# [Entries supplied]
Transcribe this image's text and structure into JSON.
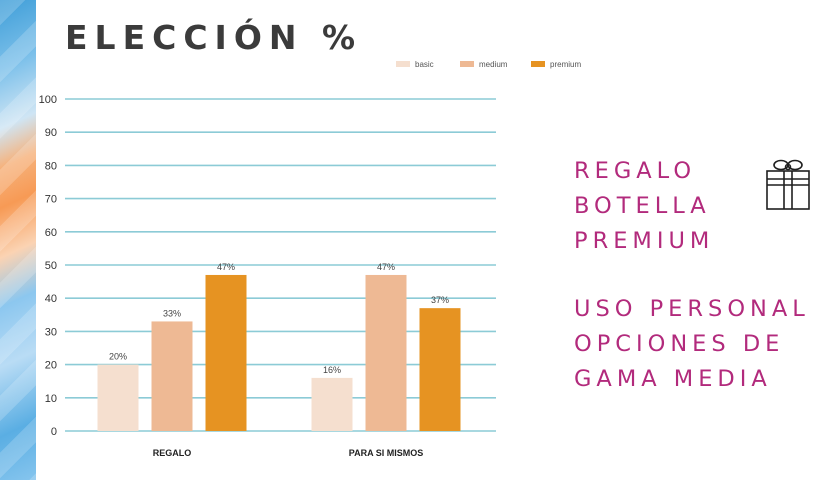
{
  "title": "ELECCIÓN %",
  "right_text": {
    "block1": [
      "REGALO",
      "BOTELLA",
      "PREMIUM"
    ],
    "block2": [
      "USO PERSONAL",
      "OPCIONES DE",
      "GAMA MEDIA"
    ]
  },
  "icons": {
    "gift": "gift-icon"
  },
  "chart_data": {
    "type": "bar",
    "categories": [
      "REGALO",
      "PARA SI MISMOS"
    ],
    "series": [
      {
        "name": "basic",
        "values": [
          20,
          16
        ],
        "labels": [
          "20%",
          "16%"
        ],
        "color": "#f5dfcf"
      },
      {
        "name": "medium",
        "values": [
          33,
          47
        ],
        "labels": [
          "33%",
          "47%"
        ],
        "color": "#eeb994"
      },
      {
        "name": "premium",
        "values": [
          47,
          37
        ],
        "labels": [
          "47%",
          "37%"
        ],
        "color": "#e69322"
      }
    ],
    "yticks": [
      0,
      10,
      20,
      30,
      40,
      50,
      60,
      70,
      80,
      90,
      100
    ],
    "ylim": [
      0,
      100
    ],
    "grid": true,
    "grid_color": "#8ccbd6",
    "legend_position": "top-right"
  }
}
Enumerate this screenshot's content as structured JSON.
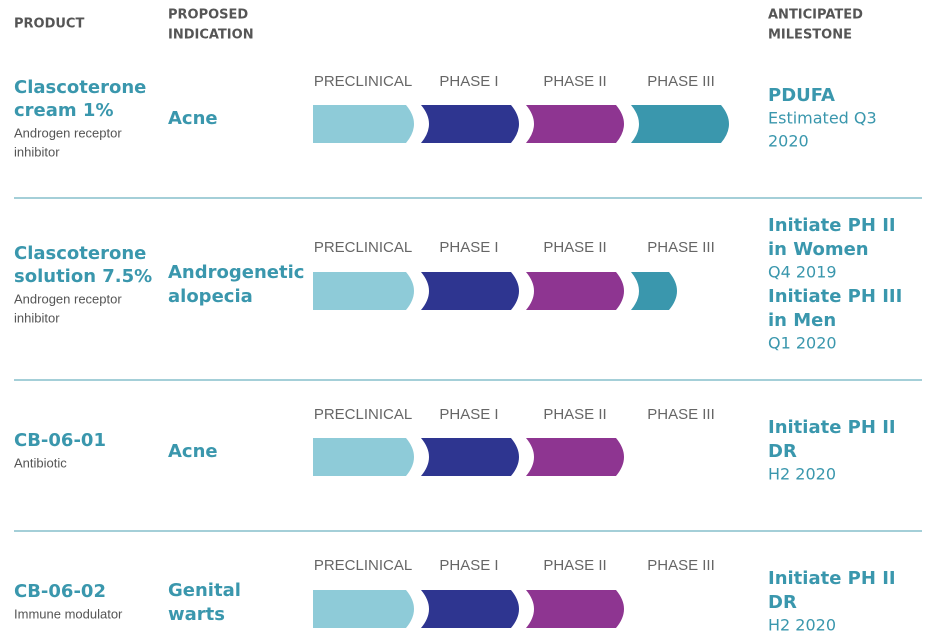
{
  "header": {
    "product": "PRODUCT",
    "indication": [
      "PROPOSED",
      "INDICATION"
    ],
    "milestone": [
      "ANTICIPATED",
      "MILESTONE"
    ]
  },
  "phases": [
    "PRECLINICAL",
    "PHASE I",
    "PHASE II",
    "PHASE III"
  ],
  "rows": [
    {
      "product": [
        "Clascoterone",
        "cream 1%"
      ],
      "description": [
        "Androgen receptor",
        "inhibitor"
      ],
      "indication": [
        "Acne"
      ],
      "milestone": [
        {
          "title": [
            "PDUFA"
          ],
          "date": [
            "Estimated Q3",
            "2020"
          ]
        }
      ]
    },
    {
      "product": [
        "Clascoterone",
        "solution 7.5%"
      ],
      "description": [
        "Androgen receptor",
        "inhibitor"
      ],
      "indication": [
        "Androgenetic",
        "alopecia"
      ],
      "milestone": [
        {
          "title": [
            "Initiate PH II",
            "in Women"
          ],
          "date": [
            "Q4 2019"
          ]
        },
        {
          "title": [
            "Initiate PH III",
            "in Men"
          ],
          "date": [
            "Q1 2020"
          ]
        }
      ]
    },
    {
      "product": [
        "CB-06-01"
      ],
      "description": [
        "Antibiotic"
      ],
      "indication": [
        "Acne"
      ],
      "milestone": [
        {
          "title": [
            "Initiate PH II",
            "DR"
          ],
          "date": [
            "H2 2020"
          ]
        }
      ]
    },
    {
      "product": [
        "CB-06-02"
      ],
      "description": [
        "Immune modulator"
      ],
      "indication": [
        "Genital",
        "warts"
      ],
      "milestone": [
        {
          "title": [
            "Initiate PH II",
            "DR"
          ],
          "date": [
            "H2 2020"
          ]
        }
      ]
    }
  ]
}
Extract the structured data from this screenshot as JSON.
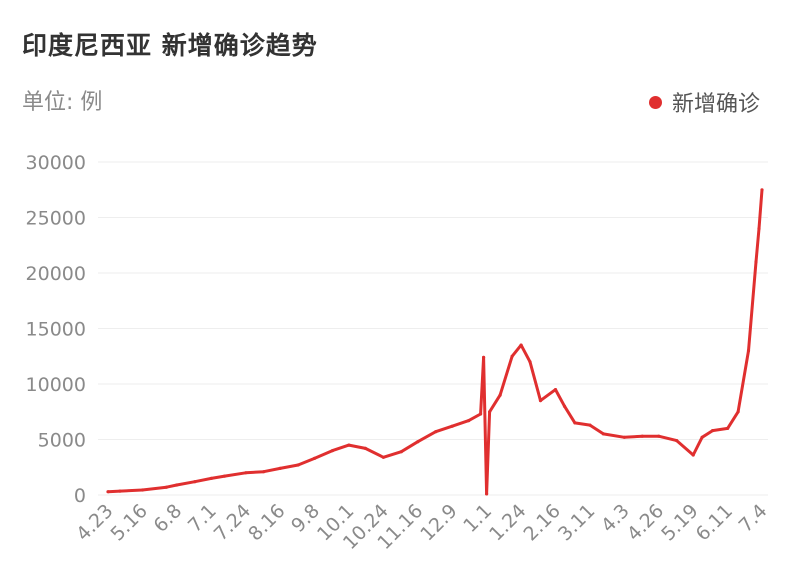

# [Directions]
Repeat the records above exactly, omitting every picture.

# [Exercise solution]
Transcribe this image's text and structure into JSON.
{
  "title": "ELECCIÓN %",
  "right_text": {
    "block1": [
      "REGALO",
      "BOTELLA",
      "PREMIUM"
    ],
    "block2": [
      "USO PERSONAL",
      "OPCIONES DE",
      "GAMA MEDIA"
    ]
  },
  "icons": {
    "gift": "gift-icon"
  },
  "chart_data": {
    "type": "bar",
    "categories": [
      "REGALO",
      "PARA SI MISMOS"
    ],
    "series": [
      {
        "name": "basic",
        "values": [
          20,
          16
        ],
        "labels": [
          "20%",
          "16%"
        ],
        "color": "#f5dfcf"
      },
      {
        "name": "medium",
        "values": [
          33,
          47
        ],
        "labels": [
          "33%",
          "47%"
        ],
        "color": "#eeb994"
      },
      {
        "name": "premium",
        "values": [
          47,
          37
        ],
        "labels": [
          "47%",
          "37%"
        ],
        "color": "#e69322"
      }
    ],
    "yticks": [
      0,
      10,
      20,
      30,
      40,
      50,
      60,
      70,
      80,
      90,
      100
    ],
    "ylim": [
      0,
      100
    ],
    "grid": true,
    "grid_color": "#8ccbd6",
    "legend_position": "top-right"
  }
}
Enumerate this screenshot's content as structured JSON.
{
  "header": {
    "product": "PRODUCT",
    "indication": [
      "PROPOSED",
      "INDICATION"
    ],
    "milestone": [
      "ANTICIPATED",
      "MILESTONE"
    ]
  },
  "phases": [
    "PRECLINICAL",
    "PHASE I",
    "PHASE II",
    "PHASE III"
  ],
  "rows": [
    {
      "product": [
        "Clascoterone",
        "cream 1%"
      ],
      "description": [
        "Androgen receptor",
        "inhibitor"
      ],
      "indication": [
        "Acne"
      ],
      "milestone": [
        {
          "title": [
            "PDUFA"
          ],
          "date": [
            "Estimated Q3",
            "2020"
          ]
        }
      ]
    },
    {
      "product": [
        "Clascoterone",
        "solution 7.5%"
      ],
      "description": [
        "Androgen receptor",
        "inhibitor"
      ],
      "indication": [
        "Androgenetic",
        "alopecia"
      ],
      "milestone": [
        {
          "title": [
            "Initiate PH II",
            "in Women"
          ],
          "date": [
            "Q4 2019"
          ]
        },
        {
          "title": [
            "Initiate PH III",
            "in Men"
          ],
          "date": [
            "Q1 2020"
          ]
        }
      ]
    },
    {
      "product": [
        "CB-06-01"
      ],
      "description": [
        "Antibiotic"
      ],
      "indication": [
        "Acne"
      ],
      "milestone": [
        {
          "title": [
            "Initiate PH II",
            "DR"
          ],
          "date": [
            "H2 2020"
          ]
        }
      ]
    },
    {
      "product": [
        "CB-06-02"
      ],
      "description": [
        "Immune modulator"
      ],
      "indication": [
        "Genital",
        "warts"
      ],
      "milestone": [
        {
          "title": [
            "Initiate PH II",
            "DR"
          ],
          "date": [
            "H2 2020"
          ]
        }
      ]
    }
  ]
}
Extract the structured data from this screenshot as JSON.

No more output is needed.